(Items listed in a dataset)
— begin —

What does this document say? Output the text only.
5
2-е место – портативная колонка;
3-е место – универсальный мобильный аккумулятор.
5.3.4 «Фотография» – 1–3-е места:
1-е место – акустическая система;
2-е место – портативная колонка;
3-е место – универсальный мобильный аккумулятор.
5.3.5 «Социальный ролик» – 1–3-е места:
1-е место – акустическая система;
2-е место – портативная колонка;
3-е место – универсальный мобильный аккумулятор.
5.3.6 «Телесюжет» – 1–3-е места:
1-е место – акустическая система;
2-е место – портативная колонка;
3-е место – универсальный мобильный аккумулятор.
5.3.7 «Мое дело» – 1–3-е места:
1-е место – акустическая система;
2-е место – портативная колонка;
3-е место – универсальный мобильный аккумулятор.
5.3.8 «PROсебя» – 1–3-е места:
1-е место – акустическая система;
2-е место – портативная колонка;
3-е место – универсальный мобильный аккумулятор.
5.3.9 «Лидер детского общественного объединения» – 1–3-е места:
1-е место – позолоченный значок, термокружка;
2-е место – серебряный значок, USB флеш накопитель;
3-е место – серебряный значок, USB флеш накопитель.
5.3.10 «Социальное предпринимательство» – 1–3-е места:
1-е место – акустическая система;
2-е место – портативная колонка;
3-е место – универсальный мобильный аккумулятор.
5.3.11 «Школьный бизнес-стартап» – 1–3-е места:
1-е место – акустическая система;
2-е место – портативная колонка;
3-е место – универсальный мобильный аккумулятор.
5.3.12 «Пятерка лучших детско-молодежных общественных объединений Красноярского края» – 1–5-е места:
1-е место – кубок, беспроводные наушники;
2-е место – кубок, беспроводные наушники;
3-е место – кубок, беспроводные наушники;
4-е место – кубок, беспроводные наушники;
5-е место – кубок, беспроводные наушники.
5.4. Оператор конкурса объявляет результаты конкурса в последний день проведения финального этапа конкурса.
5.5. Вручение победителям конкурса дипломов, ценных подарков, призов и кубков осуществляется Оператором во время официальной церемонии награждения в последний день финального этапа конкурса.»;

— end —

▸ Job
Print back all the lines verbatim.

▸ Task solution
What does this document say? Output the text only.
5
2-е место – портативная колонка;
3-е место – универсальный мобильный аккумулятор.
5.3.4 «Фотография» – 1–3-е места:
1-е место – акустическая система;
2-е место – портативная колонка;
3-е место – универсальный мобильный аккумулятор.
5.3.5 «Социальный ролик» – 1–3-е места:
1-е место – акустическая система;
2-е место – портативная колонка;
3-е место – универсальный мобильный аккумулятор.
5.3.6 «Телесюжет» – 1–3-е места:
1-е место – акустическая система;
2-е место – портативная колонка;
3-е место – универсальный мобильный аккумулятор.
5.3.7 «Мое дело» – 1–3-е места:
1-е место – акустическая система;
2-е место – портативная колонка;
3-е место – универсальный мобильный аккумулятор.
5.3.8 «PROсебя» – 1–3-е места:
1-е место – акустическая система;
2-е место – портативная колонка;
3-е место – универсальный мобильный аккумулятор.
5.3.9 «Лидер детского общественного объединения» – 1–3-е места:
1-е место – позолоченный значок, термокружка;
2-е место – серебряный значок, USB флеш накопитель;
3-е место – серебряный значок, USB флеш накопитель.
5.3.10 «Социальное предпринимательство» – 1–3-е места:
1-е место – акустическая система;
2-е место – портативная колонка;
3-е место – универсальный мобильный аккумулятор.
5.3.11 «Школьный бизнес-стартап» – 1–3-е места:
1-е место – акустическая система;
2-е место – портативная колонка;
3-е место – универсальный мобильный аккумулятор.
5.3.12 «Пятерка лучших детско-молодежных общественных объединений Красноярского края» – 1–5-е места:
1-е место – кубок, беспроводные наушники;
2-е место – кубок, беспроводные наушники;
3-е место – кубок, беспроводные наушники;
4-е место – кубок, беспроводные наушники;
5-е место – кубок, беспроводные наушники.
5.4. Оператор конкурса объявляет результаты конкурса в последний день проведения финального этапа конкурса.
5.5. Вручение победителям конкурса дипломов, ценных подарков, призов и кубков осуществляется Оператором во время официальной церемонии награждения в последний день финального этапа конкурса.»;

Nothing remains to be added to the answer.